[A block of data]

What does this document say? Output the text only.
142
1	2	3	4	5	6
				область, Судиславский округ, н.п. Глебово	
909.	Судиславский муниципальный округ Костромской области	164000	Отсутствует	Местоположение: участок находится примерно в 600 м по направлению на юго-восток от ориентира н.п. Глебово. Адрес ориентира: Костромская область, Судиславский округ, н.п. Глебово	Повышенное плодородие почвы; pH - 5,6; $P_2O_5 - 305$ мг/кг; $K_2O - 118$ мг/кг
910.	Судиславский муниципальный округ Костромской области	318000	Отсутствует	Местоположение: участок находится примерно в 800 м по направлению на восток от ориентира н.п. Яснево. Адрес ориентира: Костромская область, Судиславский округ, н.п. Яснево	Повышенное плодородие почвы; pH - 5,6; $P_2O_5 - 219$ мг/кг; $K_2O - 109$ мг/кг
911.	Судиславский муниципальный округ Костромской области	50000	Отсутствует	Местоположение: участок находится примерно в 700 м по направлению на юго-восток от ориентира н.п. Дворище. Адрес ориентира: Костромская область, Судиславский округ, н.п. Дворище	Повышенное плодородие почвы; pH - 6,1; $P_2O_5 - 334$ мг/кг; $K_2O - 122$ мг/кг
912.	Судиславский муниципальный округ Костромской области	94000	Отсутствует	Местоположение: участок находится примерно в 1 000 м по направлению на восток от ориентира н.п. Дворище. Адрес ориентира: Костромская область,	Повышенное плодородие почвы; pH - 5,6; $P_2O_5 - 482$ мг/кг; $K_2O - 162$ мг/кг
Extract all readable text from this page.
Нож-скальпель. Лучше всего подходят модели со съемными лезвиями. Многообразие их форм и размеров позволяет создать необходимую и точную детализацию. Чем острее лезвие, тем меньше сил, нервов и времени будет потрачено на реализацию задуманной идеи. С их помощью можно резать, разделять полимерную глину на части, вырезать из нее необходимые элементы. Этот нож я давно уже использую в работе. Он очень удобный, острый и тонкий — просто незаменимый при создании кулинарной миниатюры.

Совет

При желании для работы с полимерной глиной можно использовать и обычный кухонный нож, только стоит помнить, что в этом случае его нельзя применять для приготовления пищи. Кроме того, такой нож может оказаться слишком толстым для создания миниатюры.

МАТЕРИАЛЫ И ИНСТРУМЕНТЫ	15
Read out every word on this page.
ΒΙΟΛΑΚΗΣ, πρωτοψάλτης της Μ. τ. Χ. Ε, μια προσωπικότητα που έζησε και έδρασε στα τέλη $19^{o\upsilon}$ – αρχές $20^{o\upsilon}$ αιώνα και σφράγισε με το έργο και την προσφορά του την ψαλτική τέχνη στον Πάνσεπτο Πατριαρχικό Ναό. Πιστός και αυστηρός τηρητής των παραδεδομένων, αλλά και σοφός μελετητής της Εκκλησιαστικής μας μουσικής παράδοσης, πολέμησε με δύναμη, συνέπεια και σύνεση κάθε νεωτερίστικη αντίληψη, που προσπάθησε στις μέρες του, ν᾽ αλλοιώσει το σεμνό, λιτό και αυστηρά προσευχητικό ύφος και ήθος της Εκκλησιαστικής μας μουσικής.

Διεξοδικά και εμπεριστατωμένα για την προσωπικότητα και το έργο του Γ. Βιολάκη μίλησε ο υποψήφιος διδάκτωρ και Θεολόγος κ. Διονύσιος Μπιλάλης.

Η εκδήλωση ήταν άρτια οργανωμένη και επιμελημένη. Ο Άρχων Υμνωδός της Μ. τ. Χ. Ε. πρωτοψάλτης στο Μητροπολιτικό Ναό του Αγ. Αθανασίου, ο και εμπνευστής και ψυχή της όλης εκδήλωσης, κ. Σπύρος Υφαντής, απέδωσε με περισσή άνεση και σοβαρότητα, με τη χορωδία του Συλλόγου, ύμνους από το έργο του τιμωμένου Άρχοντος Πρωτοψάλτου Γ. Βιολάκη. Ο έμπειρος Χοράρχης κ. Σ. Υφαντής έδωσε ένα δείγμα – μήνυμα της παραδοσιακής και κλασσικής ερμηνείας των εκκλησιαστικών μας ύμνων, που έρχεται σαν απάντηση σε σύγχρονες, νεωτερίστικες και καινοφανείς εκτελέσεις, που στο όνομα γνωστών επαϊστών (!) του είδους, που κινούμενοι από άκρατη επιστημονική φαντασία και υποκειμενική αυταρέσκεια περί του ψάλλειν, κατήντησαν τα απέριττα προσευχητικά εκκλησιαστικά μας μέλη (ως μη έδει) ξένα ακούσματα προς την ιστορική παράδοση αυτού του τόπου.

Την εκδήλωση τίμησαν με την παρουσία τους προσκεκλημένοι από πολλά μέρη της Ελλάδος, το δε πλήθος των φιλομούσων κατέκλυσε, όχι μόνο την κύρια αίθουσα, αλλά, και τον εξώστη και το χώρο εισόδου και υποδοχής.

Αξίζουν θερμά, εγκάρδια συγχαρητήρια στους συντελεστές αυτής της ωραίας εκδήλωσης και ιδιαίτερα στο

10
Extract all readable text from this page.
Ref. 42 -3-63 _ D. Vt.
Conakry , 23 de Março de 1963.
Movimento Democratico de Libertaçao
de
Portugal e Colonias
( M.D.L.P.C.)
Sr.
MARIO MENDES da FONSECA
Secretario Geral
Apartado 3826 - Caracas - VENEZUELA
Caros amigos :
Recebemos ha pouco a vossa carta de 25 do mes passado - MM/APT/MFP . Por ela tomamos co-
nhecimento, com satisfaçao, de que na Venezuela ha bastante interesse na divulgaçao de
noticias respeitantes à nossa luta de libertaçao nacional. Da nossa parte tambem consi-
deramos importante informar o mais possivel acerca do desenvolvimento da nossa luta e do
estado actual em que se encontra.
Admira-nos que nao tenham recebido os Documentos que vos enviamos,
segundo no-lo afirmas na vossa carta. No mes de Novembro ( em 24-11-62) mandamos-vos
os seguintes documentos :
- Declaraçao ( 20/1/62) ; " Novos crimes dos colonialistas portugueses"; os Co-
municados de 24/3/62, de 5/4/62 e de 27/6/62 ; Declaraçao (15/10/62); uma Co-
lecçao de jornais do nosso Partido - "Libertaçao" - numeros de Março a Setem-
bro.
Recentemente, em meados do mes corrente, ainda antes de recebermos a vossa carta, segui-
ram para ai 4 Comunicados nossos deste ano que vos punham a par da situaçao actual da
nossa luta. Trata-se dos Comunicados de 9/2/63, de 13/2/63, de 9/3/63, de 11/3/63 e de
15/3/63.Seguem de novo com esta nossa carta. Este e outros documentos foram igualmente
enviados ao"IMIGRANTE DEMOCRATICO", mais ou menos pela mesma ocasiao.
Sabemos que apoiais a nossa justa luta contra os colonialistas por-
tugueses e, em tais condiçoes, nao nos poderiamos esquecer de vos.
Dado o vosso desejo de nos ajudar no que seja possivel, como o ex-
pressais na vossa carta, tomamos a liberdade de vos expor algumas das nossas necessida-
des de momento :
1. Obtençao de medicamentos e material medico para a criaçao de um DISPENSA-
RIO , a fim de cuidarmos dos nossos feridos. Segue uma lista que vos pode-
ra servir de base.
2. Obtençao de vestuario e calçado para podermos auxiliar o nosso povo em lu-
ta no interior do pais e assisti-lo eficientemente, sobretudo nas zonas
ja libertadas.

### WHAT IS REQUIRED:
Give back the data above exactly as it appears.

### ANSWER TO THE TASK:
What does this document say? Output the text only.
142
1	2	3	4	5	6
				область, Судиславский округ, н.п. Глебово	
909.	Судиславский муниципальный округ Костромской области	164000	Отсутствует	Местоположение: участок находится примерно в 600 м по направлению на юго-восток от ориентира н.п. Глебово. Адрес ориентира: Костромская область, Судиславский округ, н.п. Глебово	Повышенное плодородие почвы; pH - 5,6; $P_2O_5 - 305$ мг/кг; $K_2O - 118$ мг/кг
910.	Судиславский муниципальный округ Костромской области	318000	Отсутствует	Местоположение: участок находится примерно в 800 м по направлению на восток от ориентира н.п. Яснево. Адрес ориентира: Костромская область, Судиславский округ, н.п. Яснево	Повышенное плодородие почвы; pH - 5,6; $P_2O_5 - 219$ мг/кг; $K_2O - 109$ мг/кг
911.	Судиславский муниципальный округ Костромской области	50000	Отсутствует	Местоположение: участок находится примерно в 700 м по направлению на юго-восток от ориентира н.п. Дворище. Адрес ориентира: Костромская область, Судиславский округ, н.п. Дворище	Повышенное плодородие почвы; pH - 6,1; $P_2O_5 - 334$ мг/кг; $K_2O - 122$ мг/кг
912.	Судиславский муниципальный округ Костромской области	94000	Отсутствует	Местоположение: участок находится примерно в 1 000 м по направлению на восток от ориентира н.п. Дворище. Адрес ориентира: Костромская область,	Повышенное плодородие почвы; pH - 5,6; $P_2O_5 - 482$ мг/кг; $K_2O - 162$ мг/кг
Extract all readable text from this page.
Нож-скальпель. Лучше всего подходят модели со съемными лезвиями. Многообразие их форм и размеров позволяет создать необходимую и точную детализацию. Чем острее лезвие, тем меньше сил, нервов и времени будет потрачено на реализацию задуманной идеи. С их помощью можно резать, разделять полимерную глину на части, вырезать из нее необходимые элементы. Этот нож я давно уже использую в работе. Он очень удобный, острый и тонкий — просто незаменимый при создании кулинарной миниатюры.

Совет

При желании для работы с полимерной глиной можно использовать и обычный кухонный нож, только стоит помнить, что в этом случае его нельзя применять для приготовления пищи. Кроме того, такой нож может оказаться слишком толстым для создания миниатюры.

МАТЕРИАЛЫ И ИНСТРУМЕНТЫ	15
Read out every word on this page.
ΒΙΟΛΑΚΗΣ, πρωτοψάλτης της Μ. τ. Χ. Ε, μια προσωπικότητα που έζησε και έδρασε στα τέλη $19^{o\upsilon}$ – αρχές $20^{o\upsilon}$ αιώνα και σφράγισε με το έργο και την προσφορά του την ψαλτική τέχνη στον Πάνσεπτο Πατριαρχικό Ναό. Πιστός και αυστηρός τηρητής των παραδεδομένων, αλλά και σοφός μελετητής της Εκκλησιαστικής μας μουσικής παράδοσης, πολέμησε με δύναμη, συνέπεια και σύνεση κάθε νεωτερίστικη αντίληψη, που προσπάθησε στις μέρες του, ν᾽ αλλοιώσει το σεμνό, λιτό και αυστηρά προσευχητικό ύφος και ήθος της Εκκλησιαστικής μας μουσικής.

Διεξοδικά και εμπεριστατωμένα για την προσωπικότητα και το έργο του Γ. Βιολάκη μίλησε ο υποψήφιος διδάκτωρ και Θεολόγος κ. Διονύσιος Μπιλάλης.

Η εκδήλωση ήταν άρτια οργανωμένη και επιμελημένη. Ο Άρχων Υμνωδός της Μ. τ. Χ. Ε. πρωτοψάλτης στο Μητροπολιτικό Ναό του Αγ. Αθανασίου, ο και εμπνευστής και ψυχή της όλης εκδήλωσης, κ. Σπύρος Υφαντής, απέδωσε με περισσή άνεση και σοβαρότητα, με τη χορωδία του Συλλόγου, ύμνους από το έργο του τιμωμένου Άρχοντος Πρωτοψάλτου Γ. Βιολάκη. Ο έμπειρος Χοράρχης κ. Σ. Υφαντής έδωσε ένα δείγμα – μήνυμα της παραδοσιακής και κλασσικής ερμηνείας των εκκλησιαστικών μας ύμνων, που έρχεται σαν απάντηση σε σύγχρονες, νεωτερίστικες και καινοφανείς εκτελέσεις, που στο όνομα γνωστών επαϊστών (!) του είδους, που κινούμενοι από άκρατη επιστημονική φαντασία και υποκειμενική αυταρέσκεια περί του ψάλλειν, κατήντησαν τα απέριττα προσευχητικά εκκλησιαστικά μας μέλη (ως μη έδει) ξένα ακούσματα προς την ιστορική παράδοση αυτού του τόπου.

Την εκδήλωση τίμησαν με την παρουσία τους προσκεκλημένοι από πολλά μέρη της Ελλάδος, το δε πλήθος των φιλομούσων κατέκλυσε, όχι μόνο την κύρια αίθουσα, αλλά, και τον εξώστη και το χώρο εισόδου και υποδοχής.

Αξίζουν θερμά, εγκάρδια συγχαρητήρια στους συντελεστές αυτής της ωραίας εκδήλωσης και ιδιαίτερα στο

10
Extract all readable text from this page.
Ref. 42 -3-63 _ D. Vt.
Conakry , 23 de Março de 1963.
Movimento Democratico de Libertaçao
de
Portugal e Colonias
( M.D.L.P.C.)
Sr.
MARIO MENDES da FONSECA
Secretario Geral
Apartado 3826 - Caracas - VENEZUELA
Caros amigos :
Recebemos ha pouco a vossa carta de 25 do mes passado - MM/APT/MFP . Por ela tomamos co-
nhecimento, com satisfaçao, de que na Venezuela ha bastante interesse na divulgaçao de
noticias respeitantes à nossa luta de libertaçao nacional. Da nossa parte tambem consi-
deramos importante informar o mais possivel acerca do desenvolvimento da nossa luta e do
estado actual em que se encontra.
Admira-nos que nao tenham recebido os Documentos que vos enviamos,
segundo no-lo afirmas na vossa carta. No mes de Novembro ( em 24-11-62) mandamos-vos
os seguintes documentos :
- Declaraçao ( 20/1/62) ; " Novos crimes dos colonialistas portugueses"; os Co-
municados de 24/3/62, de 5/4/62 e de 27/6/62 ; Declaraçao (15/10/62); uma Co-
lecçao de jornais do nosso Partido - "Libertaçao" - numeros de Março a Setem-
bro.
Recentemente, em meados do mes corrente, ainda antes de recebermos a vossa carta, segui-
ram para ai 4 Comunicados nossos deste ano que vos punham a par da situaçao actual da
nossa luta. Trata-se dos Comunicados de 9/2/63, de 13/2/63, de 9/3/63, de 11/3/63 e de
15/3/63.Seguem de novo com esta nossa carta. Este e outros documentos foram igualmente
enviados ao"IMIGRANTE DEMOCRATICO", mais ou menos pela mesma ocasiao.
Sabemos que apoiais a nossa justa luta contra os colonialistas por-
tugueses e, em tais condiçoes, nao nos poderiamos esquecer de vos.
Dado o vosso desejo de nos ajudar no que seja possivel, como o ex-
pressais na vossa carta, tomamos a liberdade de vos expor algumas das nossas necessida-
des de momento :
1. Obtençao de medicamentos e material medico para a criaçao de um DISPENSA-
RIO , a fim de cuidarmos dos nossos feridos. Segue uma lista que vos pode-
ra servir de base.
2. Obtençao de vestuario e calçado para podermos auxiliar o nosso povo em lu-
ta no interior do pais e assisti-lo eficientemente, sobretudo nas zonas
ja libertadas.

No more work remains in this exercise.